#### Your instructions
Using the listing below, extract each line that has the word "into" in it.

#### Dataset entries

========================

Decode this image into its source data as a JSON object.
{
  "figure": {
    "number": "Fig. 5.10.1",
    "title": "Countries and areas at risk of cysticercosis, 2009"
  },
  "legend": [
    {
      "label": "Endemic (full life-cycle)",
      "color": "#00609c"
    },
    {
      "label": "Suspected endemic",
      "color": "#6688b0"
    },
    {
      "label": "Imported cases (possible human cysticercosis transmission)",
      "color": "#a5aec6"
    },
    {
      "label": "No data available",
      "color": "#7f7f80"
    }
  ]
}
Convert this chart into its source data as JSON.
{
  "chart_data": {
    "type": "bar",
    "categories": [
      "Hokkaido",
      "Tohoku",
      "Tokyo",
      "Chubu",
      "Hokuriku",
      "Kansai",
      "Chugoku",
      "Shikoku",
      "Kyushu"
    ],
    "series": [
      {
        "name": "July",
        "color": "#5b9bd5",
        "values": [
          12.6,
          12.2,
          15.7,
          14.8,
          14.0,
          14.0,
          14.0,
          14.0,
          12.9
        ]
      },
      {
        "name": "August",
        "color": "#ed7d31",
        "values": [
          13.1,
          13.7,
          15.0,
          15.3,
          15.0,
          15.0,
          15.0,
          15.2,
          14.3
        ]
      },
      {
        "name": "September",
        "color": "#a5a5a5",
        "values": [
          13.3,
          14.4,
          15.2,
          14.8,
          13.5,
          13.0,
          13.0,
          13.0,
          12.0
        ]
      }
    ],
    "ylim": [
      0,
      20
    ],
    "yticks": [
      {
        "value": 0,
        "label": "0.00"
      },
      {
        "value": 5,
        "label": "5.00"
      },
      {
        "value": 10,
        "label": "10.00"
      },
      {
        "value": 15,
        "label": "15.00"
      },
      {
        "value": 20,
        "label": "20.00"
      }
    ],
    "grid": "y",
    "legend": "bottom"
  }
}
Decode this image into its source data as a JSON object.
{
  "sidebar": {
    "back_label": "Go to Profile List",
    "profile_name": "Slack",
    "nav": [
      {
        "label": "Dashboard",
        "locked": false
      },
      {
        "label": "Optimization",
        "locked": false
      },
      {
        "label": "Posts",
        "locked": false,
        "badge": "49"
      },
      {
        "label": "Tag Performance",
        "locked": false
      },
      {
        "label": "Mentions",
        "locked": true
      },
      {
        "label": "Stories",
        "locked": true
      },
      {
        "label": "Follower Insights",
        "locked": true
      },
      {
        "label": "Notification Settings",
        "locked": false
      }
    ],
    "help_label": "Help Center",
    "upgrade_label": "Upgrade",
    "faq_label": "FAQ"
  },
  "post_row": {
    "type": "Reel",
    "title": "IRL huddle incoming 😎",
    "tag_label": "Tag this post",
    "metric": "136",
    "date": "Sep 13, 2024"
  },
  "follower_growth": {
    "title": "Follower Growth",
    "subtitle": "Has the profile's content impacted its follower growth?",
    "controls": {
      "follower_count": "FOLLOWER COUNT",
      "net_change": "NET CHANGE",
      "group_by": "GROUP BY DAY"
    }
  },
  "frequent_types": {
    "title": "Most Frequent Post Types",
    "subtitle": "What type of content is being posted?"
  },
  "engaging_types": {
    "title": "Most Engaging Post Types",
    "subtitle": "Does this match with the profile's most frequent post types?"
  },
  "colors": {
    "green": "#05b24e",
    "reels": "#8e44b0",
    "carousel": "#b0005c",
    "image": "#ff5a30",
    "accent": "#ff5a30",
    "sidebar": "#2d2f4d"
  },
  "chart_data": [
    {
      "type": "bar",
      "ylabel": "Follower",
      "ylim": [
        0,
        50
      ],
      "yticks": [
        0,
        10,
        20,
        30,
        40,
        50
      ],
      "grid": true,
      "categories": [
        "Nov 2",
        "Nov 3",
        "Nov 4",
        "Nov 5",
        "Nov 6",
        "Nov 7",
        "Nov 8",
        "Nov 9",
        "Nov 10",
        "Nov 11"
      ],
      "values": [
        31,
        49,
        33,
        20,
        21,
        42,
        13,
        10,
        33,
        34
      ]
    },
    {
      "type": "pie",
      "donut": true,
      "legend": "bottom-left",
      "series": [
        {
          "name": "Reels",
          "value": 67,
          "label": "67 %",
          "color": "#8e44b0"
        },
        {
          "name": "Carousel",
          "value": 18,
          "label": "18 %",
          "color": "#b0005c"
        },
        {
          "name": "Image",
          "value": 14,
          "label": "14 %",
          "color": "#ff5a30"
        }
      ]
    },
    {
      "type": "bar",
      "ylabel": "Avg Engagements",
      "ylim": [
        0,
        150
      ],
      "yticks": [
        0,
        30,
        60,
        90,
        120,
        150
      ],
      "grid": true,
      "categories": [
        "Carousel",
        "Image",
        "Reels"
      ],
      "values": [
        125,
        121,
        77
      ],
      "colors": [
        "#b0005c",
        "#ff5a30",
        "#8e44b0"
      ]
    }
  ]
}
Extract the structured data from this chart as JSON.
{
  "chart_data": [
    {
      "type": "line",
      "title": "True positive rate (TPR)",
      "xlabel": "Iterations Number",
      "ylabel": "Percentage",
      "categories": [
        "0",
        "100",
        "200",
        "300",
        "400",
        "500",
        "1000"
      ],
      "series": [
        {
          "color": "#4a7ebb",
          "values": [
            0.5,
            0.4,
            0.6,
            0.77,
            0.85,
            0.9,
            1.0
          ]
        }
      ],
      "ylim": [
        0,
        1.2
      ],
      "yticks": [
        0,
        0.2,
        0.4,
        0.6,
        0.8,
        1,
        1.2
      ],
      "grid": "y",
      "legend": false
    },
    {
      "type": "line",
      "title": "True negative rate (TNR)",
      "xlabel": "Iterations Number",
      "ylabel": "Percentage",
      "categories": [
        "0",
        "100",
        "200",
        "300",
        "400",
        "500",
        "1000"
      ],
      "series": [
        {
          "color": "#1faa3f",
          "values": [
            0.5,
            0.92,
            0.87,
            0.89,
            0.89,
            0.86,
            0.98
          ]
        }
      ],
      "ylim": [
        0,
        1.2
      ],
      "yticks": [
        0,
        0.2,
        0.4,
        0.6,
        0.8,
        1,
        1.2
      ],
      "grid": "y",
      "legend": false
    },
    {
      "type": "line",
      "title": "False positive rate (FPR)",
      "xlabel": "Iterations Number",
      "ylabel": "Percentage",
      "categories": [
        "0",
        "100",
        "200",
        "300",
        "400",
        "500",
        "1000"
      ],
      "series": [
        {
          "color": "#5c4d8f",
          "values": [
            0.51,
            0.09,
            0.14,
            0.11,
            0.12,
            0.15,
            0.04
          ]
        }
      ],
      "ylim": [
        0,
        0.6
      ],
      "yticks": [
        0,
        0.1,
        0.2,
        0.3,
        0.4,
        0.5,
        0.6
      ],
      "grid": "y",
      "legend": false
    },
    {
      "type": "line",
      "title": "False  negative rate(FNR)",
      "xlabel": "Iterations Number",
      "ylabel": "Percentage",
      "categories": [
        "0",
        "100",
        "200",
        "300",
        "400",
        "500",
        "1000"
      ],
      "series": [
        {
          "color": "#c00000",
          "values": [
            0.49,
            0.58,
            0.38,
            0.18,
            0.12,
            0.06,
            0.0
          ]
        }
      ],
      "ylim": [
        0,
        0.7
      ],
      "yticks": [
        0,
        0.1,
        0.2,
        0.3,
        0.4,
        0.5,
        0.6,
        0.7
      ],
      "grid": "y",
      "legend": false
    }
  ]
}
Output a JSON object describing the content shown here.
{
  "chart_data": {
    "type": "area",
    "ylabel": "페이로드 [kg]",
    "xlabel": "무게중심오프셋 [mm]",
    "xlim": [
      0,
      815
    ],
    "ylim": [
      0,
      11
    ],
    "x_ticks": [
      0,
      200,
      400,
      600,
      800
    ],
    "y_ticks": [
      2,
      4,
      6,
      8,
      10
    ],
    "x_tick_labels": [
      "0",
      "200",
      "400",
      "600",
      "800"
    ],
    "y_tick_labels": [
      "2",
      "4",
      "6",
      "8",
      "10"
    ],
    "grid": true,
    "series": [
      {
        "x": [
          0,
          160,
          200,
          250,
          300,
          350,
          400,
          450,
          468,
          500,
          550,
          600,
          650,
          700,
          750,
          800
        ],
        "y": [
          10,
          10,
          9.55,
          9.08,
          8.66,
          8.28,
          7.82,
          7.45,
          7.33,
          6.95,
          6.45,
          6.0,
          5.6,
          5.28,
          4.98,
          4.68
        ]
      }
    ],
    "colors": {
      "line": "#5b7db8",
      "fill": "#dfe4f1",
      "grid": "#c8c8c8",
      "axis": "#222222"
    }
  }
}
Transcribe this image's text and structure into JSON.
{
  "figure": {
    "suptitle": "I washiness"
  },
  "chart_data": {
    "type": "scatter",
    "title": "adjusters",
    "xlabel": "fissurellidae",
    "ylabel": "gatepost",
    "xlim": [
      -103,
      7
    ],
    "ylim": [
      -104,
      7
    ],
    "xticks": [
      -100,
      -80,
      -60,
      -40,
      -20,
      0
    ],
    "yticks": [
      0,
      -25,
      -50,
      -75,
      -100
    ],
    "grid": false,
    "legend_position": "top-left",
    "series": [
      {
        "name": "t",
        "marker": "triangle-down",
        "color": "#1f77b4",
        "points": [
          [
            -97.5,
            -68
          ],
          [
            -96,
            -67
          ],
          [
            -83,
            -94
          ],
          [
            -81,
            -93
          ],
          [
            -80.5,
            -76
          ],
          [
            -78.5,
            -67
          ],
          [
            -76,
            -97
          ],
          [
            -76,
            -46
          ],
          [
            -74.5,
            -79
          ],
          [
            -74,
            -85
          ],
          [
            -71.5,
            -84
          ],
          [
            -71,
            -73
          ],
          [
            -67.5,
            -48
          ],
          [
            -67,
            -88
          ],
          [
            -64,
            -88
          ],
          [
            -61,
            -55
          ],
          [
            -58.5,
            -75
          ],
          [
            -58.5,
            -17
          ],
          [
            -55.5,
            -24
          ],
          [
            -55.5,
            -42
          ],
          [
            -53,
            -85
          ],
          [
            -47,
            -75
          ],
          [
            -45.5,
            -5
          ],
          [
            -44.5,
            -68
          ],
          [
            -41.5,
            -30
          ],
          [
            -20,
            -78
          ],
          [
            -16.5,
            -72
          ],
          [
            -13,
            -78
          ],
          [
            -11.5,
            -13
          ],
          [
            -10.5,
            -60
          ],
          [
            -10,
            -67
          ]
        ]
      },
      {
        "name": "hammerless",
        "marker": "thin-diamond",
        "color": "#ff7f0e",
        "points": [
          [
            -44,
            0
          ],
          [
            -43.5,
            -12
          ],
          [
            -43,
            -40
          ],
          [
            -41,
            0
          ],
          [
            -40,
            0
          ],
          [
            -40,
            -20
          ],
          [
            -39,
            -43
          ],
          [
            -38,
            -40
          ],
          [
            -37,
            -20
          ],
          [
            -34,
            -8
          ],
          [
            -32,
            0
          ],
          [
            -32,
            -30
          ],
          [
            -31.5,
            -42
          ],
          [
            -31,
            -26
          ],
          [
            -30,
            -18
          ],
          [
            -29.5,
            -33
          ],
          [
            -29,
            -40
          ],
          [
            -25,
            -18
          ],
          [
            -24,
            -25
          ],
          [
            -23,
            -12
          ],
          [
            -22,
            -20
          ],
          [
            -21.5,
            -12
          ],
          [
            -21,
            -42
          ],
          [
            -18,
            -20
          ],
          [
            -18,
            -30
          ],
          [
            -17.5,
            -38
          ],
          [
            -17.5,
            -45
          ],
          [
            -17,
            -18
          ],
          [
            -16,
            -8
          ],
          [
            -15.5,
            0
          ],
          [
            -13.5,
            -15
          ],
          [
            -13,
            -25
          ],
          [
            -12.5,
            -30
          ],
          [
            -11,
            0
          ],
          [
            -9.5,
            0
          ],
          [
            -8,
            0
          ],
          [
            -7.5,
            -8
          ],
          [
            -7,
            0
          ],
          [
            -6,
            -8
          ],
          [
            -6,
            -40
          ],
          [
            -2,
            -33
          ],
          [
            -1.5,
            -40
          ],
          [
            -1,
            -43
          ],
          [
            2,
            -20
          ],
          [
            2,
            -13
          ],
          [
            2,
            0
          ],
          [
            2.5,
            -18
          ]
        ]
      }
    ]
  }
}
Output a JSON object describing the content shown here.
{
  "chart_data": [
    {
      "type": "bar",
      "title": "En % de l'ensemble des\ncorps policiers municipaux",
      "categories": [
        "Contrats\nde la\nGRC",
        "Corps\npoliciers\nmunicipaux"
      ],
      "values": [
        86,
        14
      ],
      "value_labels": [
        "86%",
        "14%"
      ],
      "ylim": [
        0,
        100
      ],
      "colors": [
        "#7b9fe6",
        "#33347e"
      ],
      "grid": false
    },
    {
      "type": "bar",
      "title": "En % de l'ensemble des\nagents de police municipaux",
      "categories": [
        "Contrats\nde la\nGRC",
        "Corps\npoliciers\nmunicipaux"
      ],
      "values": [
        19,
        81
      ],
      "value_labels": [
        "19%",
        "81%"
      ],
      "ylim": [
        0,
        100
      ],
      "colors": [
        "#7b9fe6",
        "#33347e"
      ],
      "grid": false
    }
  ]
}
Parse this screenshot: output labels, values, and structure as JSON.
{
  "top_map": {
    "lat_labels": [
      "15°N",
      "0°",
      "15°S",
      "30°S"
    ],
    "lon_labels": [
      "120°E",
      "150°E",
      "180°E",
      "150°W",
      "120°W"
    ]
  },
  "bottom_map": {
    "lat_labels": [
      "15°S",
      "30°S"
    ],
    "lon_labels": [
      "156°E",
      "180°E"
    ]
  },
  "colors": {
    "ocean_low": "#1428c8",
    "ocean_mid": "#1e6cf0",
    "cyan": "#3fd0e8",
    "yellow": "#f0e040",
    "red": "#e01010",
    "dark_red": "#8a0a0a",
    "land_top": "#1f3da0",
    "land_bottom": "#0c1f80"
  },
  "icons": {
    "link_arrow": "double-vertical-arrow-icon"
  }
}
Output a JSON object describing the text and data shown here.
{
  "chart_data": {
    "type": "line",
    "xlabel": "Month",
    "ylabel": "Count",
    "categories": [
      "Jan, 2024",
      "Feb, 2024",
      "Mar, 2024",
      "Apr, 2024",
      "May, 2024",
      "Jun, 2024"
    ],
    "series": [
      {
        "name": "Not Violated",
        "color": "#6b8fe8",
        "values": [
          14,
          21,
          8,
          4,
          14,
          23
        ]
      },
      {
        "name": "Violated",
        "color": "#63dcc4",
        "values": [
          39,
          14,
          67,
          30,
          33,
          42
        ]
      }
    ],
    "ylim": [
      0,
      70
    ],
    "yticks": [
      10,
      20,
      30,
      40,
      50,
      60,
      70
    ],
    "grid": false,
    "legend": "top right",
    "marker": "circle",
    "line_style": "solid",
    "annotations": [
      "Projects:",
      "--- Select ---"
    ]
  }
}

========================

#### Exercise answer
Decode this image into its source data as a JSON object.
Convert this chart into its source data as JSON.
Decode this image into its source data as a JSON object.
Transcribe this image's text and structure into JSON.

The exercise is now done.